## Collected data
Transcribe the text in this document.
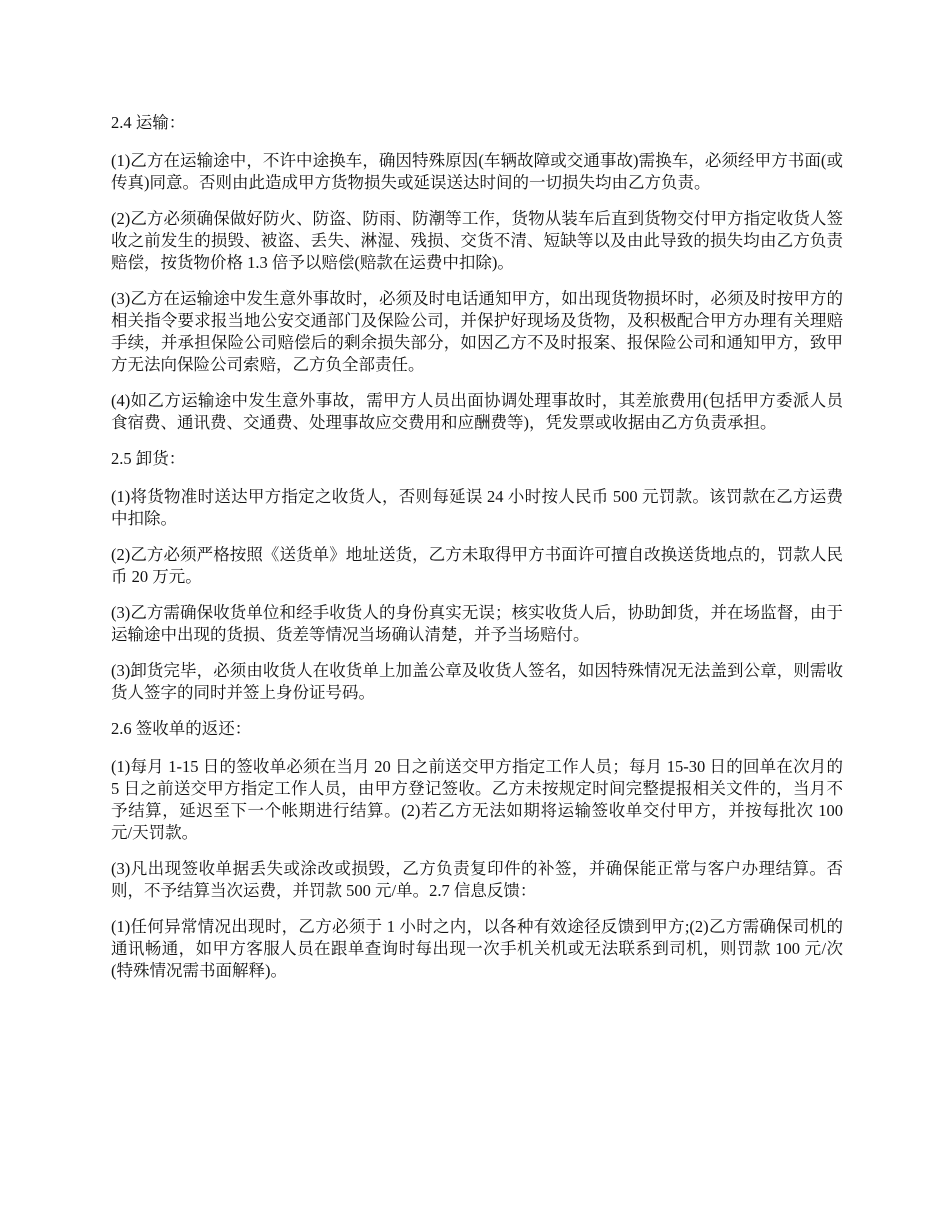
2.4 运输：

(1)乙方在运输途中，不许中途换车，确因特殊原因(车辆故障或交通事故)需换车，必须经甲方书面(或传真)同意。否则由此造成甲方货物损失或延误送达时间的一切损失均由乙方负责。

(2)乙方必须确保做好防火、防盗、防雨、防潮等工作，货物从装车后直到货物交付甲方指定收货人签收之前发生的损毁、被盗、丢失、淋湿、残损、交货不清、短缺等以及由此导致的损失均由乙方负责赔偿，按货物价格 1.3 倍予以赔偿(赔款在运费中扣除)。

(3)乙方在运输途中发生意外事故时，必须及时电话通知甲方，如出现货物损坏时，必须及时按甲方的相关指令要求报当地公安交通部门及保险公司，并保护好现场及货物，及积极配合甲方办理有关理赔手续，并承担保险公司赔偿后的剩余损失部分，如因乙方不及时报案、报保险公司和通知甲方，致甲方无法向保险公司索赔，乙方负全部责任。

(4)如乙方运输途中发生意外事故，需甲方人员出面协调处理事故时，其差旅费用(包括甲方委派人员食宿费、通讯费、交通费、处理事故应交费用和应酬费等)，凭发票或收据由乙方负责承担。

2.5 卸货：

(1)将货物准时送达甲方指定之收货人，否则每延误 24 小时按人民币 500 元罚款。该罚款在乙方运费中扣除。

(2)乙方必须严格按照《送货单》地址送货，乙方未取得甲方书面许可擅自改换送货地点的，罚款人民币 20 万元。

(3)乙方需确保收货单位和经手收货人的身份真实无误；核实收货人后，协助卸货，并在场监督，由于运输途中出现的货损、货差等情况当场确认清楚，并予当场赔付。

(3)卸货完毕，必须由收货人在收货单上加盖公章及收货人签名，如因特殊情况无法盖到公章，则需收货人签字的同时并签上身份证号码。

2.6 签收单的返还：

(1)每月 1-15 日的签收单必须在当月 20 日之前送交甲方指定工作人员；每月 15-30 日的回单在次月的 5 日之前送交甲方指定工作人员，由甲方登记签收。乙方未按规定时间完整提报相关文件的，当月不予结算，延迟至下一个帐期进行结算。(2)若乙方无法如期将运输签收单交付甲方，并按每批次 100 元/天罚款。

(3)凡出现签收单据丢失或涂改或损毁，乙方负责复印件的补签，并确保能正常与客户办理结算。否则，不予结算当次运费，并罚款 500 元/单。2.7 信息反馈：

(1)任何异常情况出现时，乙方必须于 1 小时之内，以各种有效途径反馈到甲方;(2)乙方需确保司机的通讯畅通，如甲方客服人员在跟单查询时每出现一次手机关机或无法联系到司机，则罚款 100 元/次(特殊情况需书面解释)。
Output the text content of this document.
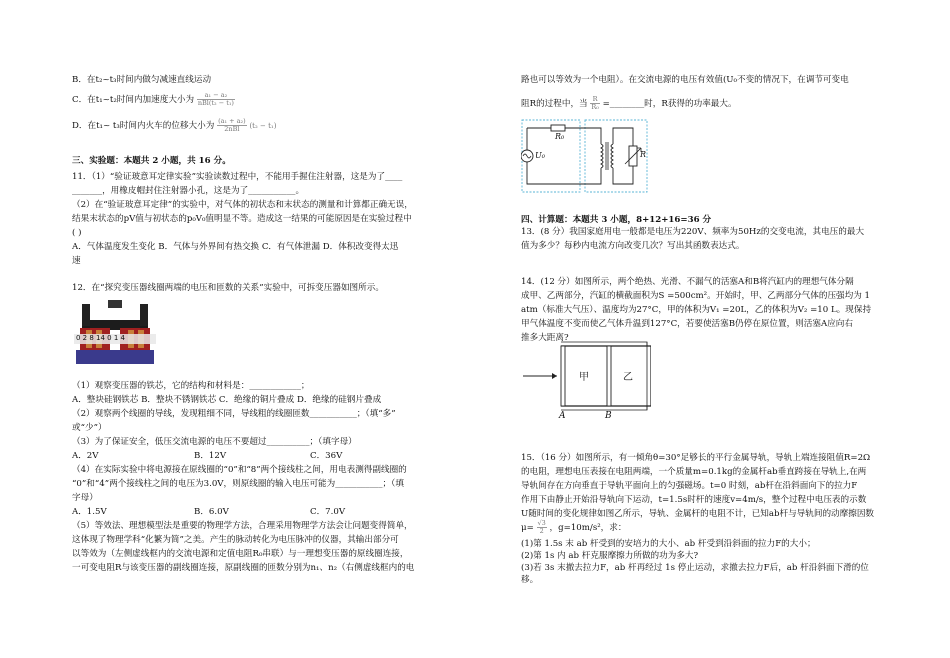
B．在t₂~t₃时间内做匀减速直线运动
C．在t₁~t₂时间内加速度大小为 $\frac{\text{a₁ − a₂}}{\text{nBl(t₂ − t₁)}}$
D．在t₁~ t₃时间内火车的位移大小为 $\frac{\text{(a₁ + a₂)}}{\text{2nBl}} (t_2 - t_1)$
三、实验题：本题共 2 小题，共 16 分。
11．（1）“验证玻意耳定律实验”实验读数过程中，不能用手握住注射器，这是为了____
_______，用橡皮帽封住注射器小孔，这是为了___________。
（2）在“验证玻意耳定律”的实验中，对气体的初状态和末状态的测量和计算都正确无误，
结果末状态的pV值与初状态的p₀V₀值明显不等。造成这一结果的可能原因是在实验过程中
( )
A．气体温度发生变化 B．气体与外界间有热交换 C．有气体泄漏 D．体积改变得太迅
速
12．在“探究变压器线圈两端的电压和匝数的关系”实验中，可拆变压器如图所示。
0 2 8 14 0 1 4
（1）观察变压器的铁芯，它的结构和材料是：____________；
A．整块硅钢铁芯 B．整块不锈钢铁芯 C．绝缘的铜片叠成 D．绝缘的硅钢片叠成
（2）观察两个线圈的导线，发现粗细不同，导线粗的线圈匝数___________；（填“多”
或“少”）
（3）为了保证安全，低压交流电源的电压不要超过__________；（填字母）
A．2V	B．12V	C．36V
（4）在实际实验中将电源接在原线圈的“0”和“8”两个接线柱之间，用电表测得副线圈的
“0”和“4”两个接线柱之间的电压为3.0V，则原线圈的输入电压可能为___________；（填
字母）
A．1.5V	B．6.0V	C．7.0V
（5）等效法、理想模型法是重要的物理学方法，合理采用物理学方法会让问题变得简单，
这体现了物理学科“化繁为简”之美。产生的脉动转化为电压脉冲的仪器，其输出部分可
以等效为（左侧虚线框内的交流电源和定值电阻R₀串联）与一理想变压器的原线圈连接，
一可变电阻R与该变压器的副线圈连接，原副线圈的匝数分别为n₁、n₂（右侧虚线框内的电
路也可以等效为一个电阻）。在交流电源的电压有效值(U₀不变的情况下，在调节可变电
阻R的过程中，当 $\frac{R}{\text{R₀}}$ =________时，R获得的功率最大。
R₀
U₀	R
四、计算题：本题共 3 小题，8+12+16=36 分
13．(8 分）我国家庭用电一般都是电压为220V、频率为50Hz的交变电流，其电压的最大
值为多少？每秒内电流方向改变几次？写出其函数表达式。
14．(12 分）如图所示，两个绝热、光滑、不漏气的活塞A和B将汽缸内的理想气体分隔
成甲、乙两部分，汽缸的横截面积为S =500cm²。开始时，甲、乙两部分气体的压强均为 1
atm（标准大气压）、温度均为27°C，甲的体积为V₁ =20L，乙的体积为V₂ =10 L。现保持
甲气体温度不变而使乙气体升温到127°C，若要使活塞B仍停在原位置，则活塞A应向右
推多大距离?
甲	乙
A	B
15．（16 分）如图所示，有一倾角θ=30°足够长的平行金属导轨，导轨上端连接阻值R=2Ω
的电阻，理想电压表接在电阻两端，一个质量m=0.1kg的金属杆ab垂直跨接在导轨上,在两
导轨间存在方向垂直于导轨平面向上的匀强磁场。t=0 时刻，ab杆在沿斜面向下的拉力F
作用下由静止开始沿导轨向下运动，t=1.5s时杆的速度v=4m/s，整个过程中电压表的示数
U随时间的变化规律如图乙所示，导轨、金属杆的电阻不计，已知ab杆与导轨间的动摩擦因数
$\mu= \frac{√3}{2}$ ，g=10m/s²，求：
(1)第 1.5s 末 ab 杆受到的安培力的大小、ab 杆受到沿斜面的拉力F的大小；
(2)第 1s 内 ab 杆克服摩擦力所做的功为多大?
(3)若 3s 末撤去拉力F，ab 杆再经过 1s 停止运动，求撤去拉力F后，ab 杆沿斜面下滑的位
移。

## Short task
All records must be output exactly as they are, except for the pictures, which are left out.

## Complete output
Transcribe the text in this document.
2.4 运输：

(1)乙方在运输途中，不许中途换车，确因特殊原因(车辆故障或交通事故)需换车，必须经甲方书面(或传真)同意。否则由此造成甲方货物损失或延误送达时间的一切损失均由乙方负责。

(2)乙方必须确保做好防火、防盗、防雨、防潮等工作，货物从装车后直到货物交付甲方指定收货人签收之前发生的损毁、被盗、丢失、淋湿、残损、交货不清、短缺等以及由此导致的损失均由乙方负责赔偿，按货物价格 1.3 倍予以赔偿(赔款在运费中扣除)。

(3)乙方在运输途中发生意外事故时，必须及时电话通知甲方，如出现货物损坏时，必须及时按甲方的相关指令要求报当地公安交通部门及保险公司，并保护好现场及货物，及积极配合甲方办理有关理赔手续，并承担保险公司赔偿后的剩余损失部分，如因乙方不及时报案、报保险公司和通知甲方，致甲方无法向保险公司索赔，乙方负全部责任。

(4)如乙方运输途中发生意外事故，需甲方人员出面协调处理事故时，其差旅费用(包括甲方委派人员食宿费、通讯费、交通费、处理事故应交费用和应酬费等)，凭发票或收据由乙方负责承担。

2.5 卸货：

(1)将货物准时送达甲方指定之收货人，否则每延误 24 小时按人民币 500 元罚款。该罚款在乙方运费中扣除。

(2)乙方必须严格按照《送货单》地址送货，乙方未取得甲方书面许可擅自改换送货地点的，罚款人民币 20 万元。

(3)乙方需确保收货单位和经手收货人的身份真实无误；核实收货人后，协助卸货，并在场监督，由于运输途中出现的货损、货差等情况当场确认清楚，并予当场赔付。

(3)卸货完毕，必须由收货人在收货单上加盖公章及收货人签名，如因特殊情况无法盖到公章，则需收货人签字的同时并签上身份证号码。

2.6 签收单的返还：

(1)每月 1-15 日的签收单必须在当月 20 日之前送交甲方指定工作人员；每月 15-30 日的回单在次月的 5 日之前送交甲方指定工作人员，由甲方登记签收。乙方未按规定时间完整提报相关文件的，当月不予结算，延迟至下一个帐期进行结算。(2)若乙方无法如期将运输签收单交付甲方，并按每批次 100 元/天罚款。

(3)凡出现签收单据丢失或涂改或损毁，乙方负责复印件的补签，并确保能正常与客户办理结算。否则，不予结算当次运费，并罚款 500 元/单。2.7 信息反馈：

(1)任何异常情况出现时，乙方必须于 1 小时之内，以各种有效途径反馈到甲方;(2)乙方需确保司机的通讯畅通，如甲方客服人员在跟单查询时每出现一次手机关机或无法联系到司机，则罚款 100 元/次(特殊情况需书面解释)。
Output the text content of this document.
B．在t₂~t₃时间内做匀减速直线运动
C．在t₁~t₂时间内加速度大小为 $\frac{\text{a₁ − a₂}}{\text{nBl(t₂ − t₁)}}$
D．在t₁~ t₃时间内火车的位移大小为 $\frac{\text{(a₁ + a₂)}}{\text{2nBl}} (t_2 - t_1)$
三、实验题：本题共 2 小题，共 16 分。
11．（1）“验证玻意耳定律实验”实验读数过程中，不能用手握住注射器，这是为了____
_______，用橡皮帽封住注射器小孔，这是为了___________。
（2）在“验证玻意耳定律”的实验中，对气体的初状态和末状态的测量和计算都正确无误，
结果末状态的pV值与初状态的p₀V₀值明显不等。造成这一结果的可能原因是在实验过程中
( )
A．气体温度发生变化 B．气体与外界间有热交换 C．有气体泄漏 D．体积改变得太迅
速
12．在“探究变压器线圈两端的电压和匝数的关系”实验中，可拆变压器如图所示。
0 2 8 14 0 1 4
（1）观察变压器的铁芯，它的结构和材料是：____________；
A．整块硅钢铁芯 B．整块不锈钢铁芯 C．绝缘的铜片叠成 D．绝缘的硅钢片叠成
（2）观察两个线圈的导线，发现粗细不同，导线粗的线圈匝数___________；（填“多”
或“少”）
（3）为了保证安全，低压交流电源的电压不要超过__________；（填字母）
A．2V	B．12V	C．36V
（4）在实际实验中将电源接在原线圈的“0”和“8”两个接线柱之间，用电表测得副线圈的
“0”和“4”两个接线柱之间的电压为3.0V，则原线圈的输入电压可能为___________；（填
字母）
A．1.5V	B．6.0V	C．7.0V
（5）等效法、理想模型法是重要的物理学方法，合理采用物理学方法会让问题变得简单，
这体现了物理学科“化繁为简”之美。产生的脉动转化为电压脉冲的仪器，其输出部分可
以等效为（左侧虚线框内的交流电源和定值电阻R₀串联）与一理想变压器的原线圈连接，
一可变电阻R与该变压器的副线圈连接，原副线圈的匝数分别为n₁、n₂（右侧虚线框内的电
路也可以等效为一个电阻）。在交流电源的电压有效值(U₀不变的情况下，在调节可变电
阻R的过程中，当 $\frac{R}{\text{R₀}}$ =________时，R获得的功率最大。
R₀
U₀	R
四、计算题：本题共 3 小题，8+12+16=36 分
13．(8 分）我国家庭用电一般都是电压为220V、频率为50Hz的交变电流，其电压的最大
值为多少？每秒内电流方向改变几次？写出其函数表达式。
14．(12 分）如图所示，两个绝热、光滑、不漏气的活塞A和B将汽缸内的理想气体分隔
成甲、乙两部分，汽缸的横截面积为S =500cm²。开始时，甲、乙两部分气体的压强均为 1
atm（标准大气压）、温度均为27°C，甲的体积为V₁ =20L，乙的体积为V₂ =10 L。现保持
甲气体温度不变而使乙气体升温到127°C，若要使活塞B仍停在原位置，则活塞A应向右
推多大距离?
甲	乙
A	B
15．（16 分）如图所示，有一倾角θ=30°足够长的平行金属导轨，导轨上端连接阻值R=2Ω
的电阻，理想电压表接在电阻两端，一个质量m=0.1kg的金属杆ab垂直跨接在导轨上,在两
导轨间存在方向垂直于导轨平面向上的匀强磁场。t=0 时刻，ab杆在沿斜面向下的拉力F
作用下由静止开始沿导轨向下运动，t=1.5s时杆的速度v=4m/s，整个过程中电压表的示数
U随时间的变化规律如图乙所示，导轨、金属杆的电阻不计，已知ab杆与导轨间的动摩擦因数
$\mu= \frac{√3}{2}$ ，g=10m/s²，求：
(1)第 1.5s 末 ab 杆受到的安培力的大小、ab 杆受到沿斜面的拉力F的大小；
(2)第 1s 内 ab 杆克服摩擦力所做的功为多大?
(3)若 3s 末撤去拉力F，ab 杆再经过 1s 停止运动，求撤去拉力F后，ab 杆沿斜面下滑的位
移。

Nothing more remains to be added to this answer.